GIVEN EXERCISE »
Skip the pictures and repeat each line of the data exactly.
---------- RECORDS TO PROCESS
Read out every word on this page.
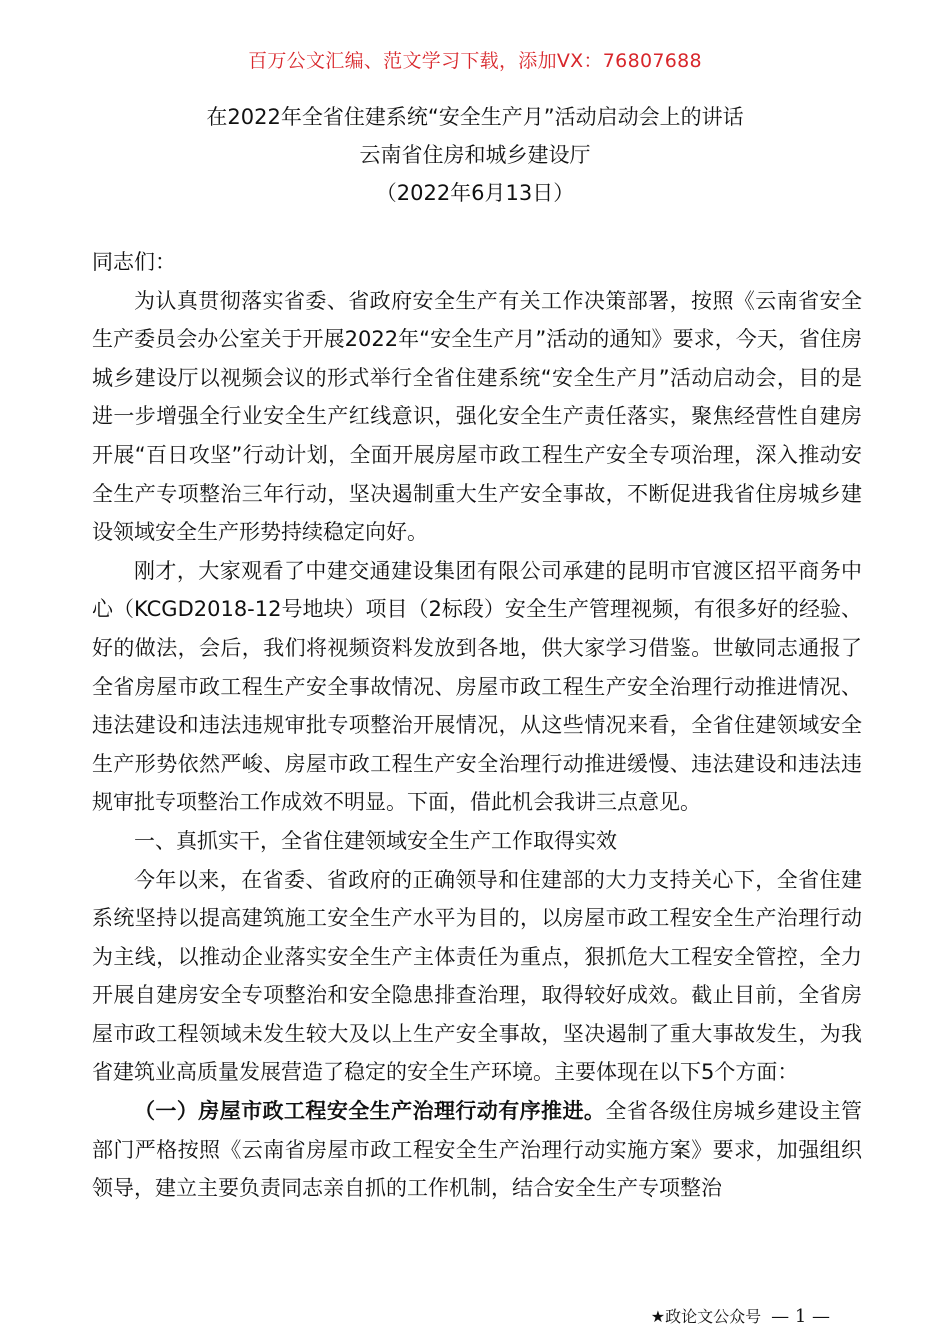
百万公文汇编、范文学习下载，添加VX：76807688
在2022年全省住建系统“安全生产月”活动启动会上的讲话
云南省住房和城乡建设厅
（2022年6月13日）

同志们：

为认真贯彻落实省委、省政府安全生产有关工作决策部署，按照《云南省安全生产委员会办公室关于开展2022年“安全生产月”活动的通知》要求，今天，省住房城乡建设厅以视频会议的形式举行全省住建系统“安全生产月”活动启动会，目的是进一步增强全行业安全生产红线意识，强化安全生产责任落实，聚焦经营性自建房开展“百日攻坚”行动计划，全面开展房屋市政工程生产安全专项治理，深入推动安全生产专项整治三年行动，坚决遏制重大生产安全事故，不断促进我省住房城乡建设领域安全生产形势持续稳定向好。

刚才，大家观看了中建交通建设集团有限公司承建的昆明市官渡区招平商务中心（KCGD2018-12号地块）项目（2标段）安全生产管理视频，有很多好的经验、好的做法，会后，我们将视频资料发放到各地，供大家学习借鉴。世敏同志通报了全省房屋市政工程生产安全事故情况、房屋市政工程生产安全治理行动推进情况、违法建设和违法违规审批专项整治开展情况，从这些情况来看，全省住建领域安全生产形势依然严峻、房屋市政工程生产安全治理行动推进缓慢、违法建设和违法违规审批专项整治工作成效不明显。下面，借此机会我讲三点意见。

一、真抓实干，全省住建领域安全生产工作取得实效

今年以来，在省委、省政府的正确领导和住建部的大力支持关心下，全省住建系统坚持以提高建筑施工安全生产水平为目的，以房屋市政工程安全生产治理行动为主线，以推动企业落实安全生产主体责任为重点，狠抓危大工程安全管控，全力开展自建房安全专项整治和安全隐患排查治理，取得较好成效。截止目前，全省房屋市政工程领域未发生较大及以上生产安全事故，坚决遏制了重大事故发生，为我省建筑业高质量发展营造了稳定的安全生产环境。主要体现在以下5个方面：

（一）房屋市政工程安全生产治理行动有序推进。全省各级住房城乡建设主管部门严格按照《云南省房屋市政工程安全生产治理行动实施方案》要求，加强组织领导，建立主要负责同志亲自抓的工作机制，结合安全生产专项整治

★政论文公众号 — 1 —
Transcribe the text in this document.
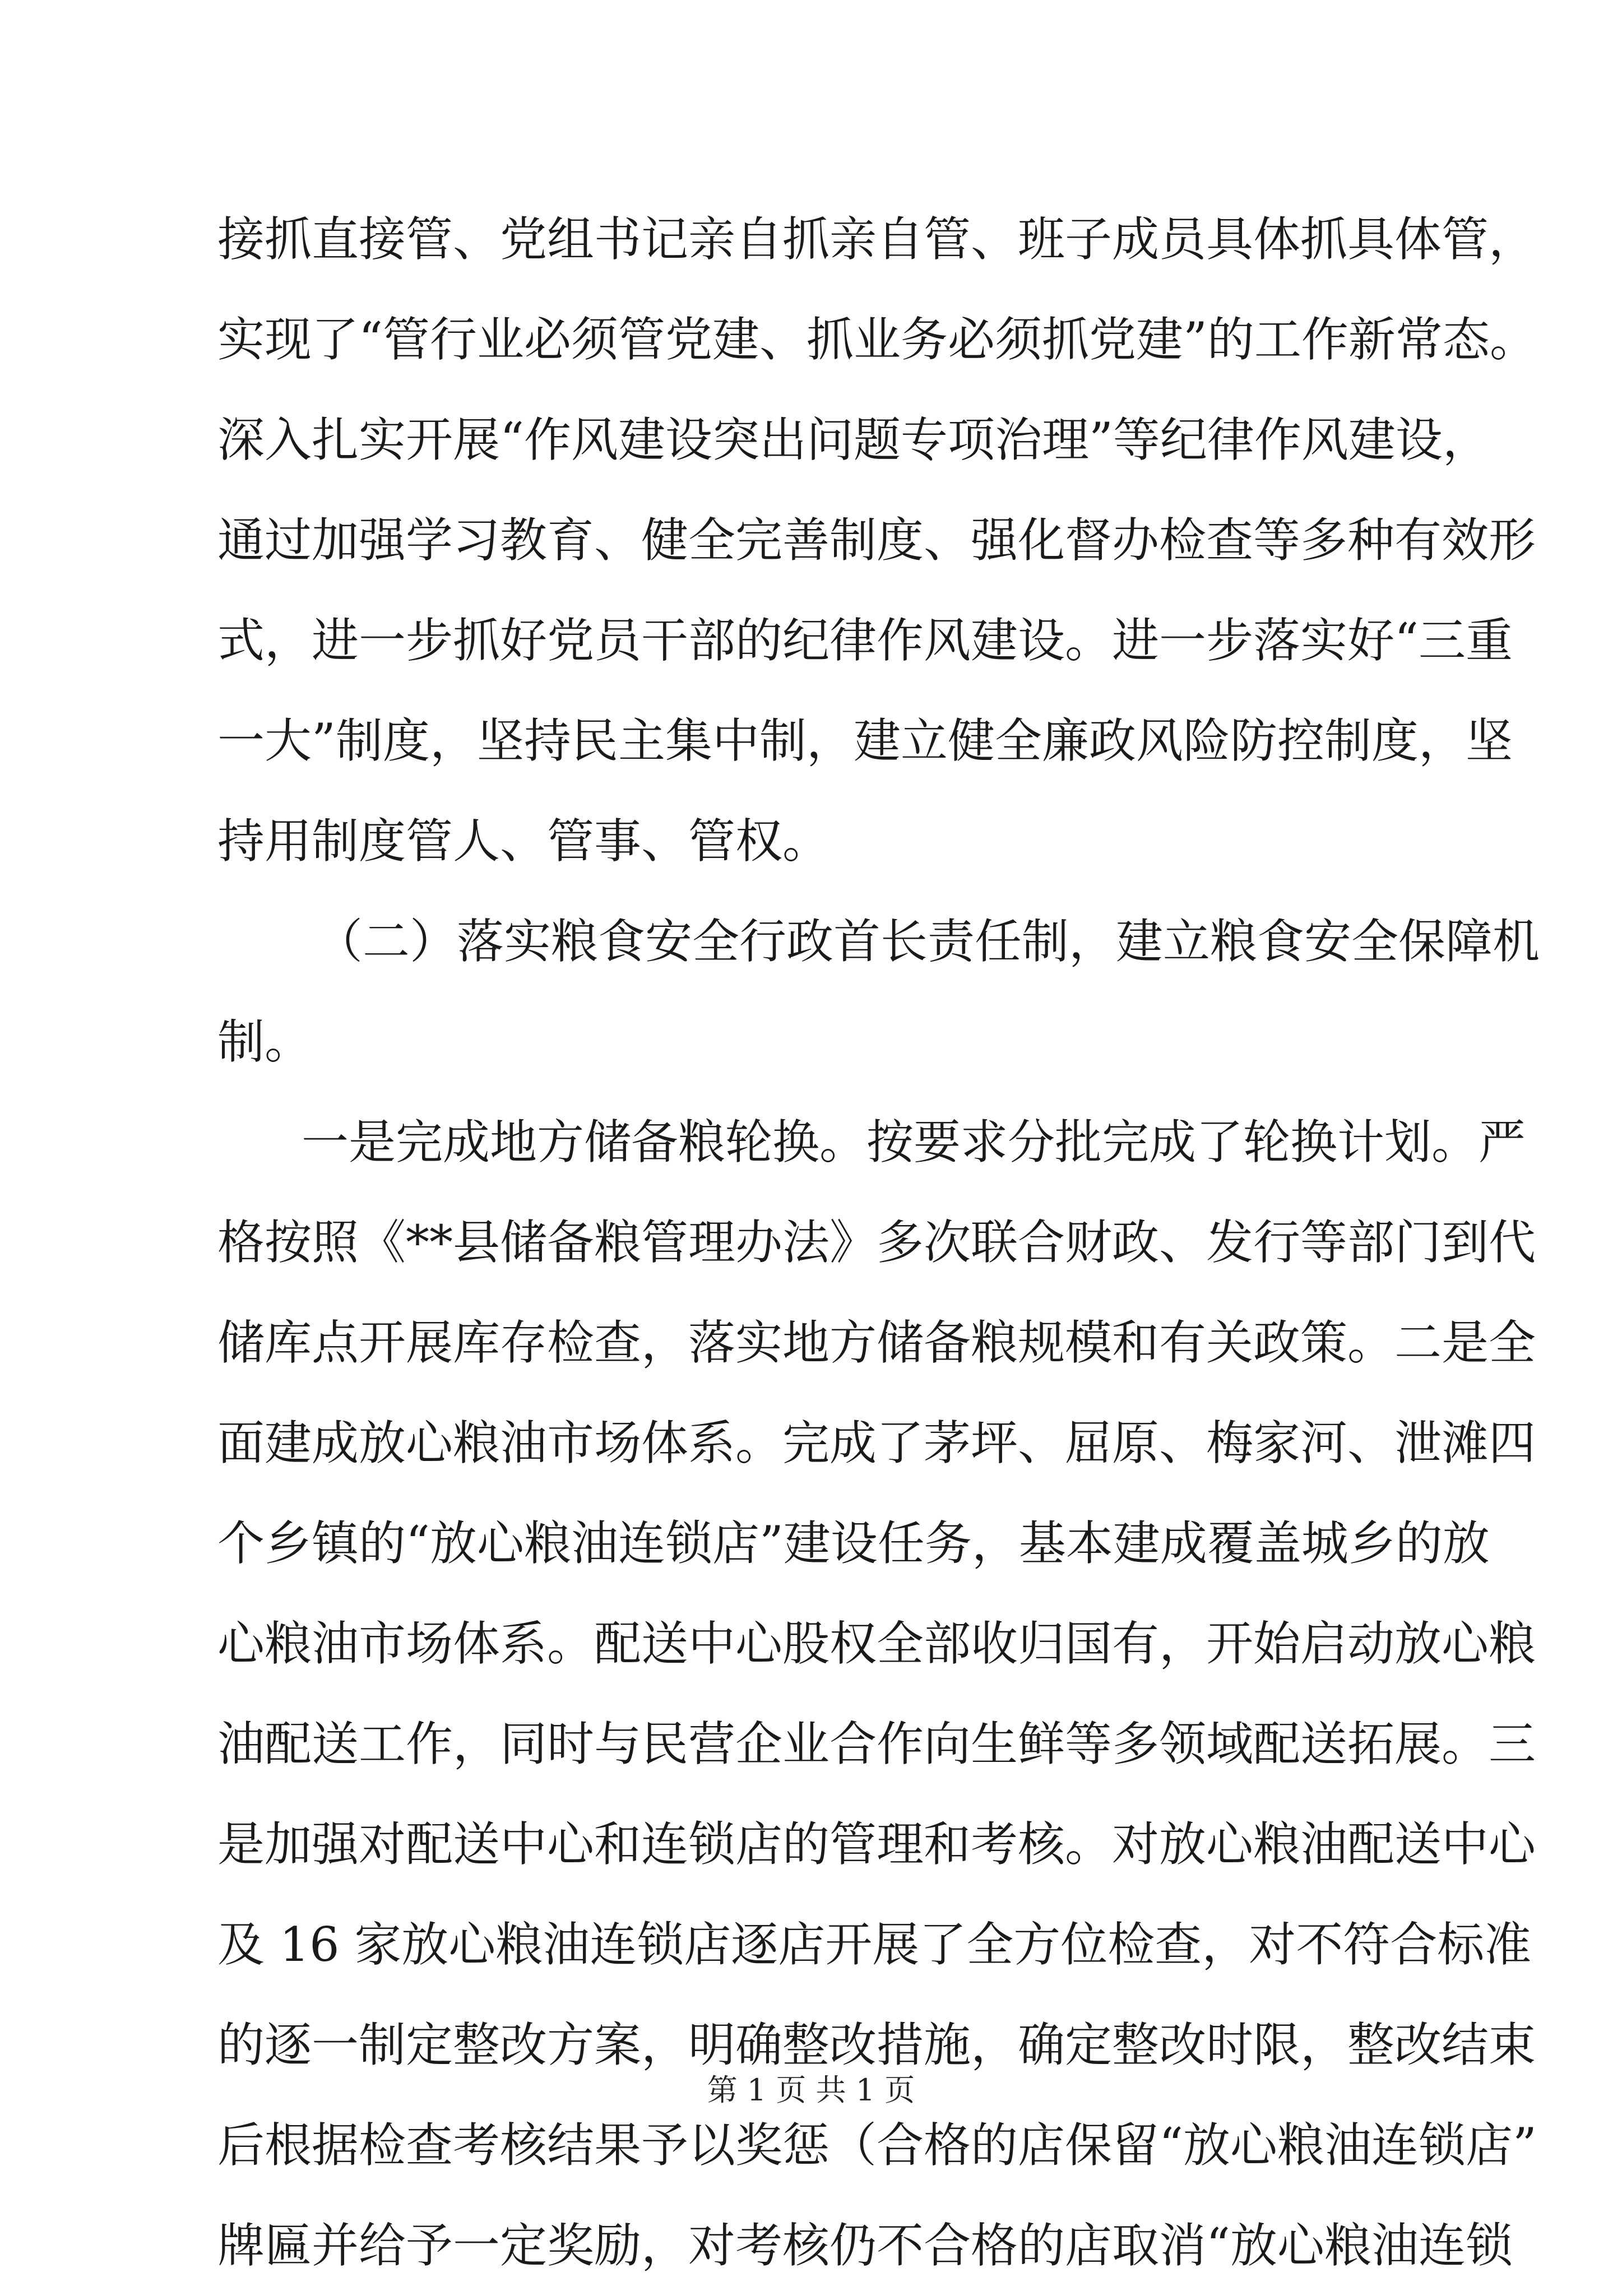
接抓直接管、党组书记亲自抓亲自管、班子成员具体抓具体管，
实现了“管行业必须管党建、抓业务必须抓党建”的工作新常态。
深入扎实开展“作风建设突出问题专项治理”等纪律作风建设，
通过加强学习教育、健全完善制度、强化督办检查等多种有效形
式，进一步抓好党员干部的纪律作风建设。进一步落实好“三重
一大”制度，坚持民主集中制，建立健全廉政风险防控制度，坚
持用制度管人、管事、管权。
（二）落实粮食安全行政首长责任制，建立粮食安全保障机
制。
一是完成地方储备粮轮换。按要求分批完成了轮换计划。严
格按照《**县储备粮管理办法》多次联合财政、发行等部门到代
储库点开展库存检查，落实地方储备粮规模和有关政策。二是全
面建成放心粮油市场体系。完成了茅坪、屈原、梅家河、泄滩四
个乡镇的“放心粮油连锁店”建设任务，基本建成覆盖城乡的放
心粮油市场体系。配送中心股权全部收归国有，开始启动放心粮
油配送工作，同时与民营企业合作向生鲜等多领域配送拓展。三
是加强对配送中心和连锁店的管理和考核。对放心粮油配送中心
及 16 家放心粮油连锁店逐店开展了全方位检查，对不符合标准
的逐一制定整改方案，明确整改措施，确定整改时限，整改结束
后根据检查考核结果予以奖惩（合格的店保留“放心粮油连锁店”
牌匾并给予一定奖励，对考核仍不合格的店取消“放心粮油连锁
第 1 页 共 1 页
--------------------
SOLVED PROBLEM »
Read out every word on this page.
百万公文汇编、范文学习下载，添加VX：76807688
在2022年全省住建系统“安全生产月”活动启动会上的讲话
云南省住房和城乡建设厅
（2022年6月13日）

同志们：

为认真贯彻落实省委、省政府安全生产有关工作决策部署，按照《云南省安全生产委员会办公室关于开展2022年“安全生产月”活动的通知》要求，今天，省住房城乡建设厅以视频会议的形式举行全省住建系统“安全生产月”活动启动会，目的是进一步增强全行业安全生产红线意识，强化安全生产责任落实，聚焦经营性自建房开展“百日攻坚”行动计划，全面开展房屋市政工程生产安全专项治理，深入推动安全生产专项整治三年行动，坚决遏制重大生产安全事故，不断促进我省住房城乡建设领域安全生产形势持续稳定向好。

刚才，大家观看了中建交通建设集团有限公司承建的昆明市官渡区招平商务中心（KCGD2018-12号地块）项目（2标段）安全生产管理视频，有很多好的经验、好的做法，会后，我们将视频资料发放到各地，供大家学习借鉴。世敏同志通报了全省房屋市政工程生产安全事故情况、房屋市政工程生产安全治理行动推进情况、违法建设和违法违规审批专项整治开展情况，从这些情况来看，全省住建领域安全生产形势依然严峻、房屋市政工程生产安全治理行动推进缓慢、违法建设和违法违规审批专项整治工作成效不明显。下面，借此机会我讲三点意见。

一、真抓实干，全省住建领域安全生产工作取得实效

今年以来，在省委、省政府的正确领导和住建部的大力支持关心下，全省住建系统坚持以提高建筑施工安全生产水平为目的，以房屋市政工程安全生产治理行动为主线，以推动企业落实安全生产主体责任为重点，狠抓危大工程安全管控，全力开展自建房安全专项整治和安全隐患排查治理，取得较好成效。截止目前，全省房屋市政工程领域未发生较大及以上生产安全事故，坚决遏制了重大事故发生，为我省建筑业高质量发展营造了稳定的安全生产环境。主要体现在以下5个方面：

（一）房屋市政工程安全生产治理行动有序推进。全省各级住房城乡建设主管部门严格按照《云南省房屋市政工程安全生产治理行动实施方案》要求，加强组织领导，建立主要负责同志亲自抓的工作机制，结合安全生产专项整治

★政论文公众号 — 1 —
Transcribe the text in this document.
接抓直接管、党组书记亲自抓亲自管、班子成员具体抓具体管，
实现了“管行业必须管党建、抓业务必须抓党建”的工作新常态。
深入扎实开展“作风建设突出问题专项治理”等纪律作风建设，
通过加强学习教育、健全完善制度、强化督办检查等多种有效形
式，进一步抓好党员干部的纪律作风建设。进一步落实好“三重
一大”制度，坚持民主集中制，建立健全廉政风险防控制度，坚
持用制度管人、管事、管权。
（二）落实粮食安全行政首长责任制，建立粮食安全保障机
制。
一是完成地方储备粮轮换。按要求分批完成了轮换计划。严
格按照《**县储备粮管理办法》多次联合财政、发行等部门到代
储库点开展库存检查，落实地方储备粮规模和有关政策。二是全
面建成放心粮油市场体系。完成了茅坪、屈原、梅家河、泄滩四
个乡镇的“放心粮油连锁店”建设任务，基本建成覆盖城乡的放
心粮油市场体系。配送中心股权全部收归国有，开始启动放心粮
油配送工作，同时与民营企业合作向生鲜等多领域配送拓展。三
是加强对配送中心和连锁店的管理和考核。对放心粮油配送中心
及 16 家放心粮油连锁店逐店开展了全方位检查，对不符合标准
的逐一制定整改方案，明确整改措施，确定整改时限，整改结束
后根据检查考核结果予以奖惩（合格的店保留“放心粮油连锁店”
牌匾并给予一定奖励，对考核仍不合格的店取消“放心粮油连锁
第 1 页 共 1 页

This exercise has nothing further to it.